If I do Location.near('Whatever', 1).ids I get ActiveRecord::StatementInvalid: PG::UndefinedColumn: ERROR: column "distance" does not exist

so I have to resort to Location.near('Whatever', 1, select_distance: false, select_bearing: false, order: false).ids

Can confirm that this adjustment is still needed for ordered/paginated queries (thank you @vlad-pisanov ).

andyrue commented 1 year ago

It's disappointing this has been open for so long. I was migrating from geokit to geocoder and ran into this problem on Postrgresql.

If it's any help, it looks like geokit doesn't include distance by default and instead uses a DistanceCollection class to add that when needed. https://www.rubydoc.info/gems/geokit-rails/2.1.0/DistanceCollection

joshuacronemeyer commented 10 months ago

+1 for improving this. Without being able to eager_load when geocoder is in play, avoiding n+1 becomes a problem. Current solution is 2 queries:

ItemController#index pseudocode

  @items = Item.joins(:categories).where(categories: {id: category.id}).near([lat,long], radius).distinct.page
  @eager_loaded_items = Item.where(id: items.map(&:id)).includes(:categories)
◇ ◇ ◇
**Exercise aim**
Turn the paragraph of the geocoder thread above that starts "If it's any help" into a short bulleted list that keeps its main facts.
◇ ◇ ◇
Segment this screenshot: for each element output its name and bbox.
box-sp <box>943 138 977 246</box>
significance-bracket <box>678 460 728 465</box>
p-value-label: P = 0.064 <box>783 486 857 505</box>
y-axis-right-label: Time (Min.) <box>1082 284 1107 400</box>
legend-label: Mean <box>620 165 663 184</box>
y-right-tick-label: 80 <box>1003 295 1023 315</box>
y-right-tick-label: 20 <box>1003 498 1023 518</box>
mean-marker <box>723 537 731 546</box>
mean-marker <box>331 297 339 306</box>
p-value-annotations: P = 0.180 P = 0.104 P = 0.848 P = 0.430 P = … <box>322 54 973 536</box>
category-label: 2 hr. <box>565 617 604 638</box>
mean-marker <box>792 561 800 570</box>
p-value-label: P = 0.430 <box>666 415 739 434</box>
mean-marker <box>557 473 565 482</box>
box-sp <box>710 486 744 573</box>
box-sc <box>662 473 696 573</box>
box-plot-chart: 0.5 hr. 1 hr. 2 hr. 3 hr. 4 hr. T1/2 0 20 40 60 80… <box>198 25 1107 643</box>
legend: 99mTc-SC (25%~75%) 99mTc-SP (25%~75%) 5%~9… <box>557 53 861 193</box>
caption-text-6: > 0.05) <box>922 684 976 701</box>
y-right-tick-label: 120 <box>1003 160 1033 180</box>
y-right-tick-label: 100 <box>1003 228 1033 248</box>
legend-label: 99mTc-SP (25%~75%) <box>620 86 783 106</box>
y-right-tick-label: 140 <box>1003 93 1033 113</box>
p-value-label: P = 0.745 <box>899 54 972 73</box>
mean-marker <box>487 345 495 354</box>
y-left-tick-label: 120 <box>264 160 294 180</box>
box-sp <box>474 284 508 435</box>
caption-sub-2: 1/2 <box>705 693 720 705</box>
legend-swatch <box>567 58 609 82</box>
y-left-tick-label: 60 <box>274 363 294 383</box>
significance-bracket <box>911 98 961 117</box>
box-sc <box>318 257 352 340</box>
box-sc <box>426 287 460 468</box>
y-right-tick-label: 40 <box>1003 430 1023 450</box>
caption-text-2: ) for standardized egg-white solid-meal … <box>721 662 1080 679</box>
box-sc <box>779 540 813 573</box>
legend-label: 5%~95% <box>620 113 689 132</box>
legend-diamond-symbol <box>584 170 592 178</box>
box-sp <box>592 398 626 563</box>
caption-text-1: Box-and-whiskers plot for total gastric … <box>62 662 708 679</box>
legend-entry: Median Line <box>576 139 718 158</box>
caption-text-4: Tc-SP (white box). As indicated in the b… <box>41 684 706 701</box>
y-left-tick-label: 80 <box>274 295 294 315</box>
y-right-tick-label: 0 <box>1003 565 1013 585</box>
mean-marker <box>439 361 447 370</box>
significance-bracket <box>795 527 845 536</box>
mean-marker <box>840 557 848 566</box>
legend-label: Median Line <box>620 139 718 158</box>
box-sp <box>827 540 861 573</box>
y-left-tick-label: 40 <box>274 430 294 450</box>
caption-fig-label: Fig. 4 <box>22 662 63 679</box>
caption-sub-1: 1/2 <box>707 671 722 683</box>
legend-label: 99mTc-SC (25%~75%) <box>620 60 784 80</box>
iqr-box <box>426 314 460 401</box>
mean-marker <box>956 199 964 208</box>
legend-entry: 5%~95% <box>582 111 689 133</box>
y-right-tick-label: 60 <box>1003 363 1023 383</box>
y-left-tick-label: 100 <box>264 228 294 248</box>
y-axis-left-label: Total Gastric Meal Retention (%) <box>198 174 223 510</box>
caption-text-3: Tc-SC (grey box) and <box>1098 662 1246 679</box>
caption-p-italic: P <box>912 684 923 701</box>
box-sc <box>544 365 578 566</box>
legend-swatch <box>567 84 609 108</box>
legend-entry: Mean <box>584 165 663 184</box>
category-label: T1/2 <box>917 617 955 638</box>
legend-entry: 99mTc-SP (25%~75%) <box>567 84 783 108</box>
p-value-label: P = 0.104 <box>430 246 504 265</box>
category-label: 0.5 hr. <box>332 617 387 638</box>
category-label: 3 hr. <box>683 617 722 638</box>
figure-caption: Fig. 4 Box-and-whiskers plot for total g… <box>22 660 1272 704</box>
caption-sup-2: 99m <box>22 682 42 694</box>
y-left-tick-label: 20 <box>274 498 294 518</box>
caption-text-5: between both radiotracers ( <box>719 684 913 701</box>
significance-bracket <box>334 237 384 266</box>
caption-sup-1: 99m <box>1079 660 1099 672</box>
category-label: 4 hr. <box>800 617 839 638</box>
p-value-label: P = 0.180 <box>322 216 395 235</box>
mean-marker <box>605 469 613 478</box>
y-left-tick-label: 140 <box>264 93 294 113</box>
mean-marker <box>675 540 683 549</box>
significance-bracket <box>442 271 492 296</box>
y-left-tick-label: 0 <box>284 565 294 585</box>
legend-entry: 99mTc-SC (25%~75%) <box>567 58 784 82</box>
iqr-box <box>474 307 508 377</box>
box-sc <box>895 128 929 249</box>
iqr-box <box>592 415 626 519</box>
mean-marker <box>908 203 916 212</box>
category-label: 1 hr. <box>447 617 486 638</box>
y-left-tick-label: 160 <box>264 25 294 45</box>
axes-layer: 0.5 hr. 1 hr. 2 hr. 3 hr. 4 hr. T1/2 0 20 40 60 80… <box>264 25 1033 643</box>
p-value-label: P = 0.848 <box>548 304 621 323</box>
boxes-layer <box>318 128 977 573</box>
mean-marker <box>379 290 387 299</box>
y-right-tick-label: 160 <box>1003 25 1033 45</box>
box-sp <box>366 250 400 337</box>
◇ ◇ ◇
**The response**
- Geokit doesn't include distance by default.
- It uses a DistanceCollection class to add distance when needed.
- Reference: https://www.rubydoc.info/gems/geokit-rails/2.1.0/DistanceCollection